DATASET CONTENT:
Start
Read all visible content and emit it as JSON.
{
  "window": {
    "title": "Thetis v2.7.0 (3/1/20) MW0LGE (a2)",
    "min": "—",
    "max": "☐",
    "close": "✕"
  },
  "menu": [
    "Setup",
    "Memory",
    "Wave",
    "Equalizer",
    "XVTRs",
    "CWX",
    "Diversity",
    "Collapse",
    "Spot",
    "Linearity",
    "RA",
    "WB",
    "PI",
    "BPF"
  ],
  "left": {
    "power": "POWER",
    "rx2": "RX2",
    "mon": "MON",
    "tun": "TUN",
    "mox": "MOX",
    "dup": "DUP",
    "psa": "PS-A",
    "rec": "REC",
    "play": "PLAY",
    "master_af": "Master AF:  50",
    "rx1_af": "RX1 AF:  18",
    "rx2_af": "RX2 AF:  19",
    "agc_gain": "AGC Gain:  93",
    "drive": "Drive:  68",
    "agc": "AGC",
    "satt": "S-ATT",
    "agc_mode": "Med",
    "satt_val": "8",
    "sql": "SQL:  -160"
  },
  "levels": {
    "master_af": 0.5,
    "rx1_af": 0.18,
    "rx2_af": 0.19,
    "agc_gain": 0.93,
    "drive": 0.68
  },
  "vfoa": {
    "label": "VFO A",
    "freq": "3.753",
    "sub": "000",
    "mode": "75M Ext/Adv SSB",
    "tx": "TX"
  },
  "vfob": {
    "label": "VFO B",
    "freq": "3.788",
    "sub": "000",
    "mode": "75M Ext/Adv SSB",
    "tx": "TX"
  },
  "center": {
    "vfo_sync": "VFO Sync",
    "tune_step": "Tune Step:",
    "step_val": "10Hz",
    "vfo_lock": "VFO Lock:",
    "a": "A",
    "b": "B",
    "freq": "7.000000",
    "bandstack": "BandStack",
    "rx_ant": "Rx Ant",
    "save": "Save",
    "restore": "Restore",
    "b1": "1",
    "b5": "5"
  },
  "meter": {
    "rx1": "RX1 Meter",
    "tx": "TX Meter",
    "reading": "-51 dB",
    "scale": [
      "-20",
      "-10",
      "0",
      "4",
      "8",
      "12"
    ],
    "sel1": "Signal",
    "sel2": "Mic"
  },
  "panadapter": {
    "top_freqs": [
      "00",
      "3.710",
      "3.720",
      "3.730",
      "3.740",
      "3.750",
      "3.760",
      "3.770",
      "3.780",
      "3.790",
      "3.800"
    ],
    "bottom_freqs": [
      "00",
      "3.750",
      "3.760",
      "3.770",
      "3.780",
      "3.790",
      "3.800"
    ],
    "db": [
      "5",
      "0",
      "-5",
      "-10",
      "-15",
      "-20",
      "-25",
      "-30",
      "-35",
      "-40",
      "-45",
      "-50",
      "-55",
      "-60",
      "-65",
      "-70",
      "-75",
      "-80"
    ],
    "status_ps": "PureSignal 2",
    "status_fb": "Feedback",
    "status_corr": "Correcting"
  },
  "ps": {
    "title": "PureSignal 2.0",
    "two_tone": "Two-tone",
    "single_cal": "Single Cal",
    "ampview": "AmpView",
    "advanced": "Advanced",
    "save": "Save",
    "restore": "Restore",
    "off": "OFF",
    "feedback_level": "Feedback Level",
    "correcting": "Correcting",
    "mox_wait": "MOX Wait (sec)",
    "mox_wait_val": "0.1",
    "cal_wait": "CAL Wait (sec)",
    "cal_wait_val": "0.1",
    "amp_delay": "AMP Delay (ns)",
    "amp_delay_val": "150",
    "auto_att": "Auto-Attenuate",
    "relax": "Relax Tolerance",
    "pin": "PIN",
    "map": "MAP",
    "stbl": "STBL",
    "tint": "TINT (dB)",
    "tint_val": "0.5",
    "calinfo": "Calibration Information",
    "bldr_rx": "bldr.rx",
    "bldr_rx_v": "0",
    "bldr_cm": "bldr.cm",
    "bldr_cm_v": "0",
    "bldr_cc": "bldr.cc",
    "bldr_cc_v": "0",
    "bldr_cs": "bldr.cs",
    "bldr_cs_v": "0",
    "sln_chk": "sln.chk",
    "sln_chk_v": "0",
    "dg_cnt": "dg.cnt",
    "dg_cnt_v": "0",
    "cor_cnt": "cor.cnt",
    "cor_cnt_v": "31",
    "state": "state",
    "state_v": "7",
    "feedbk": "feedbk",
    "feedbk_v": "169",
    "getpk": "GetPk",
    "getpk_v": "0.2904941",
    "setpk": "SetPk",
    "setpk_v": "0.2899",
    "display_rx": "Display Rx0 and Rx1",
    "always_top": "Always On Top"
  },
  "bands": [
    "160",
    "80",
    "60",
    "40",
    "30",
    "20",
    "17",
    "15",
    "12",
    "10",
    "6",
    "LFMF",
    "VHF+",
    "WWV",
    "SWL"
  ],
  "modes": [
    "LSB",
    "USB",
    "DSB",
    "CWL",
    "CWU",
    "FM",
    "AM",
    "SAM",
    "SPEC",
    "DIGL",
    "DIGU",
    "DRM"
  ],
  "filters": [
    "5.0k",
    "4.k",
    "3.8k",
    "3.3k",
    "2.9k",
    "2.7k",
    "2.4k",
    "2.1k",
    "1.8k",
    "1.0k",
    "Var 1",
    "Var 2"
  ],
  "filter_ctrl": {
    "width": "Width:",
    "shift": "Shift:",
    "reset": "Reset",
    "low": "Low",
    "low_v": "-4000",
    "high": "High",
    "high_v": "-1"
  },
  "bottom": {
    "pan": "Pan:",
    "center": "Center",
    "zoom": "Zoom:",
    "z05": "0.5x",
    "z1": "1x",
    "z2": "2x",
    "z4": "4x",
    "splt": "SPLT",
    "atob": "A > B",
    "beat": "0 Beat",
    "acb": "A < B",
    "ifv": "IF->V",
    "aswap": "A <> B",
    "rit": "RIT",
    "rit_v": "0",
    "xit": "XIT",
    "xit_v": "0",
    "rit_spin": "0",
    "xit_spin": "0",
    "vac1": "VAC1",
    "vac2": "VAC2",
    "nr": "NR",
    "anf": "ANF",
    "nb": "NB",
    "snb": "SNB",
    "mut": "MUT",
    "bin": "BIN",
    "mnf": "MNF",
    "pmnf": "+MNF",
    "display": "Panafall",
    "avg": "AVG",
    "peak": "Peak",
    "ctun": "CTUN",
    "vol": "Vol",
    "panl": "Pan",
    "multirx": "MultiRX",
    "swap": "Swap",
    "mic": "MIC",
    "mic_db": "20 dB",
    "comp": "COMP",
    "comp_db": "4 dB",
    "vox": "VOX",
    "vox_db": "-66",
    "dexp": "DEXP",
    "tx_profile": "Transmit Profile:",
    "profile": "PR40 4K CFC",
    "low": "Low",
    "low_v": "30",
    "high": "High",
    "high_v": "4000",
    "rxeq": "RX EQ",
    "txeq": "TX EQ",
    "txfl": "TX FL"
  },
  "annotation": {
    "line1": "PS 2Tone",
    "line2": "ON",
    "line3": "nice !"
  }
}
End
Restate each record word for word.

TASK SOLUTION:
Read all visible content and emit it as JSON.
{
  "window": {
    "title": "Thetis v2.7.0 (3/1/20) MW0LGE (a2)",
    "min": "—",
    "max": "☐",
    "close": "✕"
  },
  "menu": [
    "Setup",
    "Memory",
    "Wave",
    "Equalizer",
    "XVTRs",
    "CWX",
    "Diversity",
    "Collapse",
    "Spot",
    "Linearity",
    "RA",
    "WB",
    "PI",
    "BPF"
  ],
  "left": {
    "power": "POWER",
    "rx2": "RX2",
    "mon": "MON",
    "tun": "TUN",
    "mox": "MOX",
    "dup": "DUP",
    "psa": "PS-A",
    "rec": "REC",
    "play": "PLAY",
    "master_af": "Master AF:  50",
    "rx1_af": "RX1 AF:  18",
    "rx2_af": "RX2 AF:  19",
    "agc_gain": "AGC Gain:  93",
    "drive": "Drive:  68",
    "agc": "AGC",
    "satt": "S-ATT",
    "agc_mode": "Med",
    "satt_val": "8",
    "sql": "SQL:  -160"
  },
  "levels": {
    "master_af": 0.5,
    "rx1_af": 0.18,
    "rx2_af": 0.19,
    "agc_gain": 0.93,
    "drive": 0.68
  },
  "vfoa": {
    "label": "VFO A",
    "freq": "3.753",
    "sub": "000",
    "mode": "75M Ext/Adv SSB",
    "tx": "TX"
  },
  "vfob": {
    "label": "VFO B",
    "freq": "3.788",
    "sub": "000",
    "mode": "75M Ext/Adv SSB",
    "tx": "TX"
  },
  "center": {
    "vfo_sync": "VFO Sync",
    "tune_step": "Tune Step:",
    "step_val": "10Hz",
    "vfo_lock": "VFO Lock:",
    "a": "A",
    "b": "B",
    "freq": "7.000000",
    "bandstack": "BandStack",
    "rx_ant": "Rx Ant",
    "save": "Save",
    "restore": "Restore",
    "b1": "1",
    "b5": "5"
  },
  "meter": {
    "rx1": "RX1 Meter",
    "tx": "TX Meter",
    "reading": "-51 dB",
    "scale": [
      "-20",
      "-10",
      "0",
      "4",
      "8",
      "12"
    ],
    "sel1": "Signal",
    "sel2": "Mic"
  },
  "panadapter": {
    "top_freqs": [
      "00",
      "3.710",
      "3.720",
      "3.730",
      "3.740",
      "3.750",
      "3.760",
      "3.770",
      "3.780",
      "3.790",
      "3.800"
    ],
    "bottom_freqs": [
      "00",
      "3.750",
      "3.760",
      "3.770",
      "3.780",
      "3.790",
      "3.800"
    ],
    "db": [
      "5",
      "0",
      "-5",
      "-10",
      "-15",
      "-20",
      "-25",
      "-30",
      "-35",
      "-40",
      "-45",
      "-50",
      "-55",
      "-60",
      "-65",
      "-70",
      "-75",
      "-80"
    ],
    "status_ps": "PureSignal 2",
    "status_fb": "Feedback",
    "status_corr": "Correcting"
  },
  "ps": {
    "title": "PureSignal 2.0",
    "two_tone": "Two-tone",
    "single_cal": "Single Cal",
    "ampview": "AmpView",
    "advanced": "Advanced",
    "save": "Save",
    "restore": "Restore",
    "off": "OFF",
    "feedback_level": "Feedback Level",
    "correcting": "Correcting",
    "mox_wait": "MOX Wait (sec)",
    "mox_wait_val": "0.1",
    "cal_wait": "CAL Wait (sec)",
    "cal_wait_val": "0.1",
    "amp_delay": "AMP Delay (ns)",
    "amp_delay_val": "150",
    "auto_att": "Auto-Attenuate",
    "relax": "Relax Tolerance",
    "pin": "PIN",
    "map": "MAP",
    "stbl": "STBL",
    "tint": "TINT (dB)",
    "tint_val": "0.5",
    "calinfo": "Calibration Information",
    "bldr_rx": "bldr.rx",
    "bldr_rx_v": "0",
    "bldr_cm": "bldr.cm",
    "bldr_cm_v": "0",
    "bldr_cc": "bldr.cc",
    "bldr_cc_v": "0",
    "bldr_cs": "bldr.cs",
    "bldr_cs_v": "0",
    "sln_chk": "sln.chk",
    "sln_chk_v": "0",
    "dg_cnt": "dg.cnt",
    "dg_cnt_v": "0",
    "cor_cnt": "cor.cnt",
    "cor_cnt_v": "31",
    "state": "state",
    "state_v": "7",
    "feedbk": "feedbk",
    "feedbk_v": "169",
    "getpk": "GetPk",
    "getpk_v": "0.2904941",
    "setpk": "SetPk",
    "setpk_v": "0.2899",
    "display_rx": "Display Rx0 and Rx1",
    "always_top": "Always On Top"
  },
  "bands": [
    "160",
    "80",
    "60",
    "40",
    "30",
    "20",
    "17",
    "15",
    "12",
    "10",
    "6",
    "LFMF",
    "VHF+",
    "WWV",
    "SWL"
  ],
  "modes": [
    "LSB",
    "USB",
    "DSB",
    "CWL",
    "CWU",
    "FM",
    "AM",
    "SAM",
    "SPEC",
    "DIGL",
    "DIGU",
    "DRM"
  ],
  "filters": [
    "5.0k",
    "4.k",
    "3.8k",
    "3.3k",
    "2.9k",
    "2.7k",
    "2.4k",
    "2.1k",
    "1.8k",
    "1.0k",
    "Var 1",
    "Var 2"
  ],
  "filter_ctrl": {
    "width": "Width:",
    "shift": "Shift:",
    "reset": "Reset",
    "low": "Low",
    "low_v": "-4000",
    "high": "High",
    "high_v": "-1"
  },
  "bottom": {
    "pan": "Pan:",
    "center": "Center",
    "zoom": "Zoom:",
    "z05": "0.5x",
    "z1": "1x",
    "z2": "2x",
    "z4": "4x",
    "splt": "SPLT",
    "atob": "A > B",
    "beat": "0 Beat",
    "acb": "A < B",
    "ifv": "IF->V",
    "aswap": "A <> B",
    "rit": "RIT",
    "rit_v": "0",
    "xit": "XIT",
    "xit_v": "0",
    "rit_spin": "0",
    "xit_spin": "0",
    "vac1": "VAC1",
    "vac2": "VAC2",
    "nr": "NR",
    "anf": "ANF",
    "nb": "NB",
    "snb": "SNB",
    "mut": "MUT",
    "bin": "BIN",
    "mnf": "MNF",
    "pmnf": "+MNF",
    "display": "Panafall",
    "avg": "AVG",
    "peak": "Peak",
    "ctun": "CTUN",
    "vol": "Vol",
    "panl": "Pan",
    "multirx": "MultiRX",
    "swap": "Swap",
    "mic": "MIC",
    "mic_db": "20 dB",
    "comp": "COMP",
    "comp_db": "4 dB",
    "vox": "VOX",
    "vox_db": "-66",
    "dexp": "DEXP",
    "tx_profile": "Transmit Profile:",
    "profile": "PR40 4K CFC",
    "low": "Low",
    "low_v": "30",
    "high": "High",
    "high_v": "4000",
    "rxeq": "RX EQ",
    "txeq": "TX EQ",
    "txfl": "TX FL"
  },
  "annotation": {
    "line1": "PS 2Tone",
    "line2": "ON",
    "line3": "nice !"
  }
}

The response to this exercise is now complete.